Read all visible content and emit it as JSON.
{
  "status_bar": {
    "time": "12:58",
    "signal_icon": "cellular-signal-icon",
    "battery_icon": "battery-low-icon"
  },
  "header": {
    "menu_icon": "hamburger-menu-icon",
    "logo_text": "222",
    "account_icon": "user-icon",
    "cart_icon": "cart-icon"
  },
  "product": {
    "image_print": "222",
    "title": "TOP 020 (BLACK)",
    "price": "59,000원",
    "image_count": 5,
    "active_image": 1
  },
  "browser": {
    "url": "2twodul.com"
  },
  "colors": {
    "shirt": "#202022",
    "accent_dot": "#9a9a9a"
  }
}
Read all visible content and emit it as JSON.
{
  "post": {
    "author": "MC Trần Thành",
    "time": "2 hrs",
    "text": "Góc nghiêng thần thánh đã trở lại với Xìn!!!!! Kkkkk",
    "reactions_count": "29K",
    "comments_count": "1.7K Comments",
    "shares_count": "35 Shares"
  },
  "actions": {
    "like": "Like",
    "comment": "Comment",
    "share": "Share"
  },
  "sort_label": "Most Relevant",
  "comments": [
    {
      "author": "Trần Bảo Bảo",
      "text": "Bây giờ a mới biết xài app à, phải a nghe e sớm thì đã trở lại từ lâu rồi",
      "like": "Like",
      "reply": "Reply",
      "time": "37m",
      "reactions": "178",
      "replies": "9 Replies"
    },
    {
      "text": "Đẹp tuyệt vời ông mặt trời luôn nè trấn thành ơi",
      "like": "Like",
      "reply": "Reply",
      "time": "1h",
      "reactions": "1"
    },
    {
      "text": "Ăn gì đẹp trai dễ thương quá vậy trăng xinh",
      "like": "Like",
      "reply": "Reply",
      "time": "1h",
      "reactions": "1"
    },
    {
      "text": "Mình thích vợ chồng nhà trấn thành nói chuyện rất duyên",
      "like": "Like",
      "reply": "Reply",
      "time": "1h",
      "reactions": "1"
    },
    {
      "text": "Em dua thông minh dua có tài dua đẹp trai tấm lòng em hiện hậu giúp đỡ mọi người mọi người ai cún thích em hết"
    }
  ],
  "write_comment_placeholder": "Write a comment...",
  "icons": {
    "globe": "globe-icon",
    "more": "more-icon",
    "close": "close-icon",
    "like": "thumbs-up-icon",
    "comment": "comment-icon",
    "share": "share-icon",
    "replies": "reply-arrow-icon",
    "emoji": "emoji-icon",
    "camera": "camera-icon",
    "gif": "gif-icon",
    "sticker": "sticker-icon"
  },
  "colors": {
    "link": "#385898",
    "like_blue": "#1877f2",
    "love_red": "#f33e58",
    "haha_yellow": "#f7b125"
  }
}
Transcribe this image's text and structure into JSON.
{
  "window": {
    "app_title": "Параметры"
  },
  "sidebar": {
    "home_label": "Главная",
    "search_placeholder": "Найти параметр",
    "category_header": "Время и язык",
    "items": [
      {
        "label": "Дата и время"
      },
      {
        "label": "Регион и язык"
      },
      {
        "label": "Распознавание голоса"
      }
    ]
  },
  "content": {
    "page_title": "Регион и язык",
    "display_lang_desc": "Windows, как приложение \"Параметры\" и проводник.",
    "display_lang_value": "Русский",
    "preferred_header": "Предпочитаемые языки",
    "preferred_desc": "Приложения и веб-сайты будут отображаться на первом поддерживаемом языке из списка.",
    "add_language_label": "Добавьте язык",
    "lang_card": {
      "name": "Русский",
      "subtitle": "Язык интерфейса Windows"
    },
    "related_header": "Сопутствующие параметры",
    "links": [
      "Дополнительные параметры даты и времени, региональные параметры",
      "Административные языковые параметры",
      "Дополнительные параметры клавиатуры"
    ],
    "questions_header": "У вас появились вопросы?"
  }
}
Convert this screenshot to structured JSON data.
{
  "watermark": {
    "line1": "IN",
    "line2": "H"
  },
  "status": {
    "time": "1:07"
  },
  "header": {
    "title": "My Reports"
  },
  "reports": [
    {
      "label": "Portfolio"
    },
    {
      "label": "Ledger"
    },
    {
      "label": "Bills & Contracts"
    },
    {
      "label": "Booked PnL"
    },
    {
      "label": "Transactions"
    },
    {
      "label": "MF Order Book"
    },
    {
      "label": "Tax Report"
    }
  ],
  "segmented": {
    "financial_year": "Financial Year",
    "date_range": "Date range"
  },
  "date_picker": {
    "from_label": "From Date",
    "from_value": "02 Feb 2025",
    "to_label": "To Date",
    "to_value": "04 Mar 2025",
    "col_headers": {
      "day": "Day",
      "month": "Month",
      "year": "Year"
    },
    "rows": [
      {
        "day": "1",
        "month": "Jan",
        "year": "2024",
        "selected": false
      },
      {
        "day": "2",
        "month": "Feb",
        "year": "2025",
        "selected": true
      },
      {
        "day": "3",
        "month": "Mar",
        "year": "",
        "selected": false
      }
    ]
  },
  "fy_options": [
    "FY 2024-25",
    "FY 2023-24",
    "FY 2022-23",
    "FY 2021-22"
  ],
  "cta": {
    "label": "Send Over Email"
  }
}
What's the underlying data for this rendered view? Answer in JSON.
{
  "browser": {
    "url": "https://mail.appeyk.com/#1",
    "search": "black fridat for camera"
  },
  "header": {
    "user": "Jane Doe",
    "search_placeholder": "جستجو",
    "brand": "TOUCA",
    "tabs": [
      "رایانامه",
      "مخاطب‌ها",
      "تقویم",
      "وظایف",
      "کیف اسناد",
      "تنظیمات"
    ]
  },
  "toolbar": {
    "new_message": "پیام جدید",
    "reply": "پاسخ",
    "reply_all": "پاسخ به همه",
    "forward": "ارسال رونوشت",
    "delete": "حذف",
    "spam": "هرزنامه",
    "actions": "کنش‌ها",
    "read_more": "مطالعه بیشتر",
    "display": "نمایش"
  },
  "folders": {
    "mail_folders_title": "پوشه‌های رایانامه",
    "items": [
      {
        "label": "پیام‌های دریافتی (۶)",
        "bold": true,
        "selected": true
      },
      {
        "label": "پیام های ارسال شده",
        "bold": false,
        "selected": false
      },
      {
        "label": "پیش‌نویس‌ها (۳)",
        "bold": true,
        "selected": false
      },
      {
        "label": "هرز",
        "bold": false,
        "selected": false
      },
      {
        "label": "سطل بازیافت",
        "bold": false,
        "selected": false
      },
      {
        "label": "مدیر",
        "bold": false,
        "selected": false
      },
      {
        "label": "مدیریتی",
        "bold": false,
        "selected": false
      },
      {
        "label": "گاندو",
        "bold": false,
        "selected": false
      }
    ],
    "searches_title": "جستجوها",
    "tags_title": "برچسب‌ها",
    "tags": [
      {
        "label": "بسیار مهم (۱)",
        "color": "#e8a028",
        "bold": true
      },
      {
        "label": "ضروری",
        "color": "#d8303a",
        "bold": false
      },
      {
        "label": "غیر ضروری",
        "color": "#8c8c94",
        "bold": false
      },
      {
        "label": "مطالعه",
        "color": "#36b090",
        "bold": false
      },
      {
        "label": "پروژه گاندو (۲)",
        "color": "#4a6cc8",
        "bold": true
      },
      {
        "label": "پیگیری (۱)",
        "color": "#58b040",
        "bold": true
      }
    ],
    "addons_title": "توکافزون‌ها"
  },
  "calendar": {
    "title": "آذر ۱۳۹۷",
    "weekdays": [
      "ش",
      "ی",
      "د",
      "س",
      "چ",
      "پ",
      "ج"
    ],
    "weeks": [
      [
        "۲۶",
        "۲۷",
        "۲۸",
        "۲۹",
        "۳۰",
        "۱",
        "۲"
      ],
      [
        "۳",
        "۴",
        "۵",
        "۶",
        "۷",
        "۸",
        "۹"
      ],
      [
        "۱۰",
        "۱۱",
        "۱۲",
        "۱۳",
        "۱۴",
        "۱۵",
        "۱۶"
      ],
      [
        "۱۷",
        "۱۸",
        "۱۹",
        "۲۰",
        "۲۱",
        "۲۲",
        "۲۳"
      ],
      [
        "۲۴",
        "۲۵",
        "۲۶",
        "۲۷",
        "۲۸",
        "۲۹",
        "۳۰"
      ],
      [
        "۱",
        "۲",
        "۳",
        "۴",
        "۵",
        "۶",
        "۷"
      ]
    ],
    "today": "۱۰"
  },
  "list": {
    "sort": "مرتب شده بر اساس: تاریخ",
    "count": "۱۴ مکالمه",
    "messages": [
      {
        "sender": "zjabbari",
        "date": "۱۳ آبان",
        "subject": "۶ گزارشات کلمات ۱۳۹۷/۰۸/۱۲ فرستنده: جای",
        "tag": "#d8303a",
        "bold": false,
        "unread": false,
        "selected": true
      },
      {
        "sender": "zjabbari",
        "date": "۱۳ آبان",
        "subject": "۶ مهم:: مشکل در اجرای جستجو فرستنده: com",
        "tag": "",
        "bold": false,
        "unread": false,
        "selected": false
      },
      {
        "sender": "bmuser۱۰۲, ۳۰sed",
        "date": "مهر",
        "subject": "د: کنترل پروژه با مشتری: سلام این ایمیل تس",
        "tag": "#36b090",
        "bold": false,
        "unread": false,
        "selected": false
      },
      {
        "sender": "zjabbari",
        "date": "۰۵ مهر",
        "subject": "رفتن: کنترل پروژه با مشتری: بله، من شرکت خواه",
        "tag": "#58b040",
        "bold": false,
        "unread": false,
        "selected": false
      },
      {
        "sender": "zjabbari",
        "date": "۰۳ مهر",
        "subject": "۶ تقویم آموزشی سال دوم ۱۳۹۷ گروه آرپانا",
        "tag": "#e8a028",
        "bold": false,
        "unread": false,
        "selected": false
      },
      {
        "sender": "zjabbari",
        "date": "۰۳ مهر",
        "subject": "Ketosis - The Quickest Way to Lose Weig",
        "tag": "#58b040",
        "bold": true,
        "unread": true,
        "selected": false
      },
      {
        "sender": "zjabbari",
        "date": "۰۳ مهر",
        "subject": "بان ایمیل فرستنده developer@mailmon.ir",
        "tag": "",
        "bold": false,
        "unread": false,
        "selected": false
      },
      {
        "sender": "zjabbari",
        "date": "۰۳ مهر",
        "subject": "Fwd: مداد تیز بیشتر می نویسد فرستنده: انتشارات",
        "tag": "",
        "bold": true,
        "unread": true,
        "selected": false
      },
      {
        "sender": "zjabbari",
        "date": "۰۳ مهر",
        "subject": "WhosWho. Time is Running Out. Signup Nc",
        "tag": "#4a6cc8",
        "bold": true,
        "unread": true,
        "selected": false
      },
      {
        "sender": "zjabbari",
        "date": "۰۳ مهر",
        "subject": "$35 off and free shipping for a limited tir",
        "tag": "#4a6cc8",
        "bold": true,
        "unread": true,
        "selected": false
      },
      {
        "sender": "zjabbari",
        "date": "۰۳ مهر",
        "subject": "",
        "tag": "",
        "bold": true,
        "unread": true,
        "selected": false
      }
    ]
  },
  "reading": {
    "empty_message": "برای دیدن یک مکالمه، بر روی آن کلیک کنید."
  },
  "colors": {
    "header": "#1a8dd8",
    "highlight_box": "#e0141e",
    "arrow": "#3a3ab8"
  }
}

→ **Task objective**
Every line that holds the word "Русский" counts once; state the total number of such lines and nothing else.

→ **Response**
2